* BEGIN ENTRIES PROVIDED *

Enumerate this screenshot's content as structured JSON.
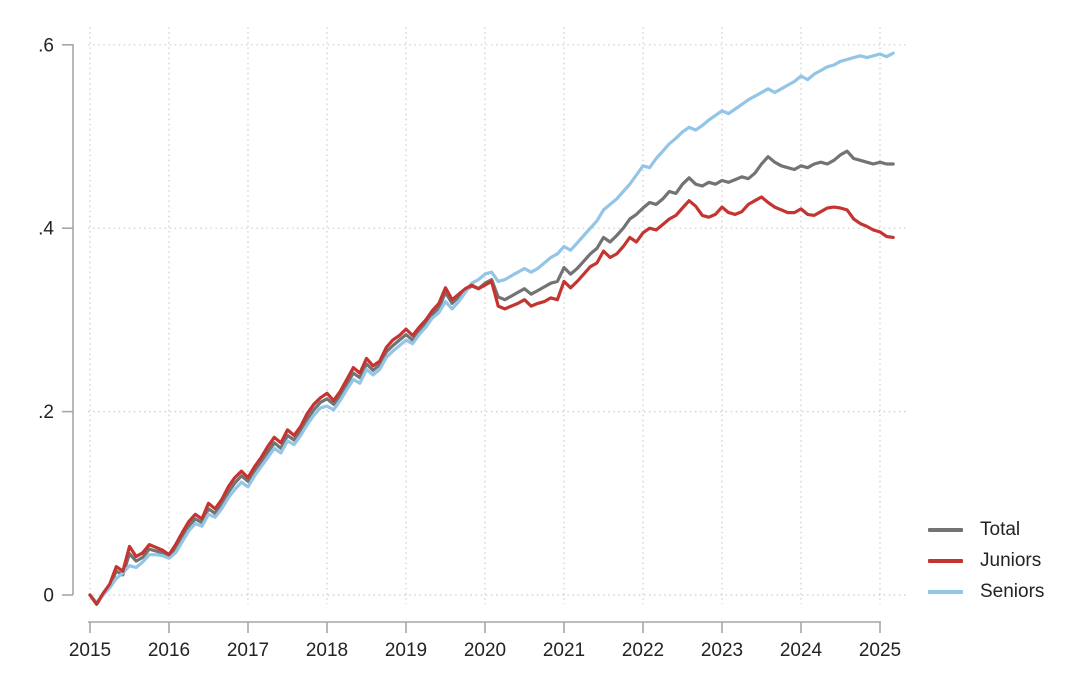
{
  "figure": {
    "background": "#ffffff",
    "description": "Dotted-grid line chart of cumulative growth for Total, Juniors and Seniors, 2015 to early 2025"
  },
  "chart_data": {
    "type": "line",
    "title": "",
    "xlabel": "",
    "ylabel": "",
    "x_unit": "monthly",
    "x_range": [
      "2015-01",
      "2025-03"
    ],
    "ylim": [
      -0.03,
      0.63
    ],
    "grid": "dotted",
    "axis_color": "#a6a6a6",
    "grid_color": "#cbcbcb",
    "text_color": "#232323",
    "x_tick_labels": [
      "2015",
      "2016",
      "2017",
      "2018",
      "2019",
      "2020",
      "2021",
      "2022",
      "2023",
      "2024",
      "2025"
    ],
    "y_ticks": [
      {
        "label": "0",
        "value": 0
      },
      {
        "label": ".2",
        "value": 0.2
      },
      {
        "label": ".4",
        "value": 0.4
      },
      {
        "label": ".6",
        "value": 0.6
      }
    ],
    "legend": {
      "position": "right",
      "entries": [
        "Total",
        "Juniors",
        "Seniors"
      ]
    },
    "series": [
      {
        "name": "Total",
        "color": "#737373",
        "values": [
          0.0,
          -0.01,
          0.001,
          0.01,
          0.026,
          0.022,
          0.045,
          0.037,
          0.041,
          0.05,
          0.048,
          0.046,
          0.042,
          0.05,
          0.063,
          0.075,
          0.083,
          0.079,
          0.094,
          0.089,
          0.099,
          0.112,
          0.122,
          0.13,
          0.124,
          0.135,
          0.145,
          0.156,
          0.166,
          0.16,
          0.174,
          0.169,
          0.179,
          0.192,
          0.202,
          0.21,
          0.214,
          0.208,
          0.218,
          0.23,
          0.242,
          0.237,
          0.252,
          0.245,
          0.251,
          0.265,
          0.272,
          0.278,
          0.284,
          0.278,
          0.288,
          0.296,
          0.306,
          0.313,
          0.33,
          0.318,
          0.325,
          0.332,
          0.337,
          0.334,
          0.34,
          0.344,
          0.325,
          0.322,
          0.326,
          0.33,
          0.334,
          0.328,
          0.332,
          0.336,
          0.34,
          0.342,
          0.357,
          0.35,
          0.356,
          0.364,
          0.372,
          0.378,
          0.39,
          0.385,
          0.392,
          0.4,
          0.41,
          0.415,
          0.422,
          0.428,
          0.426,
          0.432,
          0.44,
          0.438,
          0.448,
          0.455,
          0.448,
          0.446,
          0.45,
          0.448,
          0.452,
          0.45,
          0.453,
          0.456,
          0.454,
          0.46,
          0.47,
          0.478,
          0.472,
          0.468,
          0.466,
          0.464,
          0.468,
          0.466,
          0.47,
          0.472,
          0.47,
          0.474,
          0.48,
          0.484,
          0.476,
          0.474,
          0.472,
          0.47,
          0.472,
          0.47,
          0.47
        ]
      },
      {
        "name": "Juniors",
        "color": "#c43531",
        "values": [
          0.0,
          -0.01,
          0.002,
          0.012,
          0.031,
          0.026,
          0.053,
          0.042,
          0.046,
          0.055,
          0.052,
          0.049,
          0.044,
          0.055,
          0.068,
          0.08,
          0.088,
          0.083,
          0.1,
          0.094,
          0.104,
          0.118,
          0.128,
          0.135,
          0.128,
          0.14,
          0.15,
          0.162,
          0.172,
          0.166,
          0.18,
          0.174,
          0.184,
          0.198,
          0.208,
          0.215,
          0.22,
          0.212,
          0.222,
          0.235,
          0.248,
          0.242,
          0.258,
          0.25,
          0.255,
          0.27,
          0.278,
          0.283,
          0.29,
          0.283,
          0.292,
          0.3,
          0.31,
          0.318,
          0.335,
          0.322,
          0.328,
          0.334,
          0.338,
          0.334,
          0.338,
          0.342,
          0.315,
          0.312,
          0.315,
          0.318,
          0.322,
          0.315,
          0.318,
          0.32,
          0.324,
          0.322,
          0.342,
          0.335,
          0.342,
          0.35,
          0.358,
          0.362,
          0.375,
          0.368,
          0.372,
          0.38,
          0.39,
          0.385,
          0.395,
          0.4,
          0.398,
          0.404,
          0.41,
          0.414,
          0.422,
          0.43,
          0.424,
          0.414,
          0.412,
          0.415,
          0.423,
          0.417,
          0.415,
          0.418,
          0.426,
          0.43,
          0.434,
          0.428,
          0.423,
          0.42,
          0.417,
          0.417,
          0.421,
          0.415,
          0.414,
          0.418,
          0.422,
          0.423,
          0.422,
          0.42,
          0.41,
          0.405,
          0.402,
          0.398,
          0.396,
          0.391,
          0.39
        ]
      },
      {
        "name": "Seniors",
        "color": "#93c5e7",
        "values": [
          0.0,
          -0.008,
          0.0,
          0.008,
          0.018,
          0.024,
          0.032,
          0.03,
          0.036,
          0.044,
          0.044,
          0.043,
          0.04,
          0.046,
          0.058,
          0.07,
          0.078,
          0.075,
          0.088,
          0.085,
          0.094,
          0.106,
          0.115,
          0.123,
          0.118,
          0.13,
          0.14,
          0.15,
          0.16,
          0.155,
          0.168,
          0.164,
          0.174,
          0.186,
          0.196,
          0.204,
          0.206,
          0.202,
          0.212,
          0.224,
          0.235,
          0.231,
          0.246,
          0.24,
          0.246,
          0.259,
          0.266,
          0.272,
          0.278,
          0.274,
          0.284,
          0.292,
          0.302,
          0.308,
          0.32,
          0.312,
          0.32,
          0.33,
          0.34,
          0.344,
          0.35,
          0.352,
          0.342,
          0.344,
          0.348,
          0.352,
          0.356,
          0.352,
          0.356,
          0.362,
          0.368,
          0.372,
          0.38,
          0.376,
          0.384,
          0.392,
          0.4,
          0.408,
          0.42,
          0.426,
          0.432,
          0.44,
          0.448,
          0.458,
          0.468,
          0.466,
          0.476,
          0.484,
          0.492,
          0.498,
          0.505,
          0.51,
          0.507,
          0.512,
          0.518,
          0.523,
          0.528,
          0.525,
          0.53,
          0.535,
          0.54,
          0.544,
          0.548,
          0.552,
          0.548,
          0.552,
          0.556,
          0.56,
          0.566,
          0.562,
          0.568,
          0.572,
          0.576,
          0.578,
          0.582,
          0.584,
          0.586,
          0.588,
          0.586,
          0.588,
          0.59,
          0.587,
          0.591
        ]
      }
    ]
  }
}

* END ENTRIES PROVIDED *

Copy all of the entries verbatim, leaving out any pictures they contain.

Enumerate this screenshot's content as structured JSON.
{
  "figure": {
    "background": "#ffffff",
    "description": "Dotted-grid line chart of cumulative growth for Total, Juniors and Seniors, 2015 to early 2025"
  },
  "chart_data": {
    "type": "line",
    "title": "",
    "xlabel": "",
    "ylabel": "",
    "x_unit": "monthly",
    "x_range": [
      "2015-01",
      "2025-03"
    ],
    "ylim": [
      -0.03,
      0.63
    ],
    "grid": "dotted",
    "axis_color": "#a6a6a6",
    "grid_color": "#cbcbcb",
    "text_color": "#232323",
    "x_tick_labels": [
      "2015",
      "2016",
      "2017",
      "2018",
      "2019",
      "2020",
      "2021",
      "2022",
      "2023",
      "2024",
      "2025"
    ],
    "y_ticks": [
      {
        "label": "0",
        "value": 0
      },
      {
        "label": ".2",
        "value": 0.2
      },
      {
        "label": ".4",
        "value": 0.4
      },
      {
        "label": ".6",
        "value": 0.6
      }
    ],
    "legend": {
      "position": "right",
      "entries": [
        "Total",
        "Juniors",
        "Seniors"
      ]
    },
    "series": [
      {
        "name": "Total",
        "color": "#737373",
        "values": [
          0.0,
          -0.01,
          0.001,
          0.01,
          0.026,
          0.022,
          0.045,
          0.037,
          0.041,
          0.05,
          0.048,
          0.046,
          0.042,
          0.05,
          0.063,
          0.075,
          0.083,
          0.079,
          0.094,
          0.089,
          0.099,
          0.112,
          0.122,
          0.13,
          0.124,
          0.135,
          0.145,
          0.156,
          0.166,
          0.16,
          0.174,
          0.169,
          0.179,
          0.192,
          0.202,
          0.21,
          0.214,
          0.208,
          0.218,
          0.23,
          0.242,
          0.237,
          0.252,
          0.245,
          0.251,
          0.265,
          0.272,
          0.278,
          0.284,
          0.278,
          0.288,
          0.296,
          0.306,
          0.313,
          0.33,
          0.318,
          0.325,
          0.332,
          0.337,
          0.334,
          0.34,
          0.344,
          0.325,
          0.322,
          0.326,
          0.33,
          0.334,
          0.328,
          0.332,
          0.336,
          0.34,
          0.342,
          0.357,
          0.35,
          0.356,
          0.364,
          0.372,
          0.378,
          0.39,
          0.385,
          0.392,
          0.4,
          0.41,
          0.415,
          0.422,
          0.428,
          0.426,
          0.432,
          0.44,
          0.438,
          0.448,
          0.455,
          0.448,
          0.446,
          0.45,
          0.448,
          0.452,
          0.45,
          0.453,
          0.456,
          0.454,
          0.46,
          0.47,
          0.478,
          0.472,
          0.468,
          0.466,
          0.464,
          0.468,
          0.466,
          0.47,
          0.472,
          0.47,
          0.474,
          0.48,
          0.484,
          0.476,
          0.474,
          0.472,
          0.47,
          0.472,
          0.47,
          0.47
        ]
      },
      {
        "name": "Juniors",
        "color": "#c43531",
        "values": [
          0.0,
          -0.01,
          0.002,
          0.012,
          0.031,
          0.026,
          0.053,
          0.042,
          0.046,
          0.055,
          0.052,
          0.049,
          0.044,
          0.055,
          0.068,
          0.08,
          0.088,
          0.083,
          0.1,
          0.094,
          0.104,
          0.118,
          0.128,
          0.135,
          0.128,
          0.14,
          0.15,
          0.162,
          0.172,
          0.166,
          0.18,
          0.174,
          0.184,
          0.198,
          0.208,
          0.215,
          0.22,
          0.212,
          0.222,
          0.235,
          0.248,
          0.242,
          0.258,
          0.25,
          0.255,
          0.27,
          0.278,
          0.283,
          0.29,
          0.283,
          0.292,
          0.3,
          0.31,
          0.318,
          0.335,
          0.322,
          0.328,
          0.334,
          0.338,
          0.334,
          0.338,
          0.342,
          0.315,
          0.312,
          0.315,
          0.318,
          0.322,
          0.315,
          0.318,
          0.32,
          0.324,
          0.322,
          0.342,
          0.335,
          0.342,
          0.35,
          0.358,
          0.362,
          0.375,
          0.368,
          0.372,
          0.38,
          0.39,
          0.385,
          0.395,
          0.4,
          0.398,
          0.404,
          0.41,
          0.414,
          0.422,
          0.43,
          0.424,
          0.414,
          0.412,
          0.415,
          0.423,
          0.417,
          0.415,
          0.418,
          0.426,
          0.43,
          0.434,
          0.428,
          0.423,
          0.42,
          0.417,
          0.417,
          0.421,
          0.415,
          0.414,
          0.418,
          0.422,
          0.423,
          0.422,
          0.42,
          0.41,
          0.405,
          0.402,
          0.398,
          0.396,
          0.391,
          0.39
        ]
      },
      {
        "name": "Seniors",
        "color": "#93c5e7",
        "values": [
          0.0,
          -0.008,
          0.0,
          0.008,
          0.018,
          0.024,
          0.032,
          0.03,
          0.036,
          0.044,
          0.044,
          0.043,
          0.04,
          0.046,
          0.058,
          0.07,
          0.078,
          0.075,
          0.088,
          0.085,
          0.094,
          0.106,
          0.115,
          0.123,
          0.118,
          0.13,
          0.14,
          0.15,
          0.16,
          0.155,
          0.168,
          0.164,
          0.174,
          0.186,
          0.196,
          0.204,
          0.206,
          0.202,
          0.212,
          0.224,
          0.235,
          0.231,
          0.246,
          0.24,
          0.246,
          0.259,
          0.266,
          0.272,
          0.278,
          0.274,
          0.284,
          0.292,
          0.302,
          0.308,
          0.32,
          0.312,
          0.32,
          0.33,
          0.34,
          0.344,
          0.35,
          0.352,
          0.342,
          0.344,
          0.348,
          0.352,
          0.356,
          0.352,
          0.356,
          0.362,
          0.368,
          0.372,
          0.38,
          0.376,
          0.384,
          0.392,
          0.4,
          0.408,
          0.42,
          0.426,
          0.432,
          0.44,
          0.448,
          0.458,
          0.468,
          0.466,
          0.476,
          0.484,
          0.492,
          0.498,
          0.505,
          0.51,
          0.507,
          0.512,
          0.518,
          0.523,
          0.528,
          0.525,
          0.53,
          0.535,
          0.54,
          0.544,
          0.548,
          0.552,
          0.548,
          0.552,
          0.556,
          0.56,
          0.566,
          0.562,
          0.568,
          0.572,
          0.576,
          0.578,
          0.582,
          0.584,
          0.586,
          0.588,
          0.586,
          0.588,
          0.59,
          0.587,
          0.591
        ]
      }
    ]
  }
}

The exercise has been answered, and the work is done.